> GIVEN EXERCISE
An exact copy of every record is needed.

===== EXERCISE MATERIAL =====

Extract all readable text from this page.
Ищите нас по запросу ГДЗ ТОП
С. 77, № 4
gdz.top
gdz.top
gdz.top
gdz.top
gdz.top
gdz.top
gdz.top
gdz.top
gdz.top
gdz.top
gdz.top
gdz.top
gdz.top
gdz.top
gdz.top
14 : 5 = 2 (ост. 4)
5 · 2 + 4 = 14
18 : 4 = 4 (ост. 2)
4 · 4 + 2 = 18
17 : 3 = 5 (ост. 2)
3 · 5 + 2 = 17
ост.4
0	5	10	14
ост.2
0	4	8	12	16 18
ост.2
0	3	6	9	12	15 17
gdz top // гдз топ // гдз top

=====

> RESULT FOR THIS TASK
Extract all readable text from this page.
Ищите нас по запросу ГДЗ ТОП
С. 77, № 4
gdz.top
gdz.top
gdz.top
gdz.top
gdz.top
gdz.top
gdz.top
gdz.top
gdz.top
gdz.top
gdz.top
gdz.top
gdz.top
gdz.top
gdz.top
14 : 5 = 2 (ост. 4)
5 · 2 + 4 = 14
18 : 4 = 4 (ост. 2)
4 · 4 + 2 = 18
17 : 3 = 5 (ост. 2)
3 · 5 + 2 = 17
ост.4
0	5	10	14
ост.2
0	4	8	12	16 18
ост.2
0	3	6	9	12	15 17
gdz top // гдз топ // гдз top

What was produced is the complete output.